_GIVEN REQUEST_: Find each line with the string "Escalope" and report it.

[Data entries]

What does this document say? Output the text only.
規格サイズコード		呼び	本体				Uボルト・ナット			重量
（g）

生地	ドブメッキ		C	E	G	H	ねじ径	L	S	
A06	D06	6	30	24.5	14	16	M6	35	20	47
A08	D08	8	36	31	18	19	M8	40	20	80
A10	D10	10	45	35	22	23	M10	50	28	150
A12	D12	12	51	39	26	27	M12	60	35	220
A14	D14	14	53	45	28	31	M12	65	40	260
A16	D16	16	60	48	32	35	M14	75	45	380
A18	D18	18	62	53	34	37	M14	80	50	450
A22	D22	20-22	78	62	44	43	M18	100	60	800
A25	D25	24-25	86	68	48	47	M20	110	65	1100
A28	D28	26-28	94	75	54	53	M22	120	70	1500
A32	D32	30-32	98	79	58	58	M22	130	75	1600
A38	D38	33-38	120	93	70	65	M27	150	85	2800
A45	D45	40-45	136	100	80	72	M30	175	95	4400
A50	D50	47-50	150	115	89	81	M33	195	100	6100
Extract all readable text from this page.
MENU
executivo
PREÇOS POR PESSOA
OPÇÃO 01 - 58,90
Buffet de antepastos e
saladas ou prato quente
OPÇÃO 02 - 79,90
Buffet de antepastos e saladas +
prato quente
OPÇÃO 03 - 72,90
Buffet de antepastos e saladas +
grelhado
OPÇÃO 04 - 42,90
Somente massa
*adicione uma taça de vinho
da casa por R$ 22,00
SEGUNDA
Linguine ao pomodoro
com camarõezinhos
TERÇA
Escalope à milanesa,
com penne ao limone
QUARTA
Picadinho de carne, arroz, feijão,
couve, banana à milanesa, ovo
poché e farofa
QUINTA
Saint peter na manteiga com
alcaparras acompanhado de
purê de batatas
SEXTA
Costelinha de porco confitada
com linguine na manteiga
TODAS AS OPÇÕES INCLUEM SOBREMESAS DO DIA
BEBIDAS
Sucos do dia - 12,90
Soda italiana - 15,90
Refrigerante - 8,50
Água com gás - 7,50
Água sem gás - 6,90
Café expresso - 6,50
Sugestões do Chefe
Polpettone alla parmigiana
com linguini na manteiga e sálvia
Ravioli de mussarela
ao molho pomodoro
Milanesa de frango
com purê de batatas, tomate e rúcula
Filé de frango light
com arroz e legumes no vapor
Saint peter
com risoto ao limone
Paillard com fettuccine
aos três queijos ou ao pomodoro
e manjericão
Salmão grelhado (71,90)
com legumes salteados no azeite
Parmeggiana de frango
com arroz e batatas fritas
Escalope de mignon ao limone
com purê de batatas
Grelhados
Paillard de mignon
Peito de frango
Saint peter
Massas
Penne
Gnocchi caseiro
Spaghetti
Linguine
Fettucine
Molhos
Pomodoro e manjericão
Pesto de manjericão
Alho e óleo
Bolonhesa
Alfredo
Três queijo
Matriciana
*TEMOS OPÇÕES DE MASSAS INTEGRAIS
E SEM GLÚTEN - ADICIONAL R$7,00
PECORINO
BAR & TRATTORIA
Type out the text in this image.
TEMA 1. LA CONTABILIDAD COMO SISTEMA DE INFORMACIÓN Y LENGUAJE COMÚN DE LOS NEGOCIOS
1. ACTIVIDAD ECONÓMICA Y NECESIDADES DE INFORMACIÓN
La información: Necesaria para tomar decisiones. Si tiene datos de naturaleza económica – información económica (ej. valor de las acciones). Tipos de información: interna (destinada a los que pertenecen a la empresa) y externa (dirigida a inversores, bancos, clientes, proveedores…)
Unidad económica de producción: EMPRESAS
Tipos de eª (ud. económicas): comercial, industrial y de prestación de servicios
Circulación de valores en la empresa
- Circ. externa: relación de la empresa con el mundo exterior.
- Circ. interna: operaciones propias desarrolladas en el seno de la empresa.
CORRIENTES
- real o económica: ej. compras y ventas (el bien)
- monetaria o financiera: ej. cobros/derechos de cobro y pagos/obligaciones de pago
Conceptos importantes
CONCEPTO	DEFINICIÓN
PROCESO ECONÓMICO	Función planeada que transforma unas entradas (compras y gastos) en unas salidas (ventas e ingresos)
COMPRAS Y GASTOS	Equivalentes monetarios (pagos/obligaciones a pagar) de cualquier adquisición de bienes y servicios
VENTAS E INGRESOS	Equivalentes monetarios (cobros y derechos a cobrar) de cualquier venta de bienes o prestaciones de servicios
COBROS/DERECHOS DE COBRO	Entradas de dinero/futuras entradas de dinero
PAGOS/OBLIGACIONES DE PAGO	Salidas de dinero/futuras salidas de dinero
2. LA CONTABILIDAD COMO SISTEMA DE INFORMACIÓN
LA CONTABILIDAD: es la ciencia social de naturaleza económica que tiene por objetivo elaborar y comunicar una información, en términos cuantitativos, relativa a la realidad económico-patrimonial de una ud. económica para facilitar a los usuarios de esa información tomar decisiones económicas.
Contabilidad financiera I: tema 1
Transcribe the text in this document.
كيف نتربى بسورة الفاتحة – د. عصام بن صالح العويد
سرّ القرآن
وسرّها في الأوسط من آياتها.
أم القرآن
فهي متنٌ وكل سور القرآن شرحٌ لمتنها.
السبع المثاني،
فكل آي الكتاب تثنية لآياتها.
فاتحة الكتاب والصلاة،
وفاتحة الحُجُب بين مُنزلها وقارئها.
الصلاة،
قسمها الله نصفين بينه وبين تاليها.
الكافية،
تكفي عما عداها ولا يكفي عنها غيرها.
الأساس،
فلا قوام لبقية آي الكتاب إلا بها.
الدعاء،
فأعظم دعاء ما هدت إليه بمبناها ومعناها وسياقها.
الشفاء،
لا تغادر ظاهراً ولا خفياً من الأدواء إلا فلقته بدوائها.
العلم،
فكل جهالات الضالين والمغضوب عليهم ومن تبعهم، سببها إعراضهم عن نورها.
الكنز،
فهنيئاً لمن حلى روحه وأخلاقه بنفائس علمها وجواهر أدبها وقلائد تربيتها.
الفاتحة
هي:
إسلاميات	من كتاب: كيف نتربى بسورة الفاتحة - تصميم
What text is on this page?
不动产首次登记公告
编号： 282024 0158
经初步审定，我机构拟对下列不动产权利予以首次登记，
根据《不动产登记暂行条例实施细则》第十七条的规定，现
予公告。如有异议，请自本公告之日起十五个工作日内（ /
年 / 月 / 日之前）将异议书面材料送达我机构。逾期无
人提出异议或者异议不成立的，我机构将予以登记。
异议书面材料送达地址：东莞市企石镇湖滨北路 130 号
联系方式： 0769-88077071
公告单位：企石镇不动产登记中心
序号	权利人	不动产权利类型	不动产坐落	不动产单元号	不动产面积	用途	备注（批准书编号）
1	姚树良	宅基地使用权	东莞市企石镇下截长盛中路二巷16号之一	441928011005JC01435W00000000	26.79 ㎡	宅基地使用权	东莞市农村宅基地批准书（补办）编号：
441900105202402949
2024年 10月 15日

_RESPONSE FOR THIS EXERCISE_:
Escalope à milanesa,
Escalope de mignon ao limone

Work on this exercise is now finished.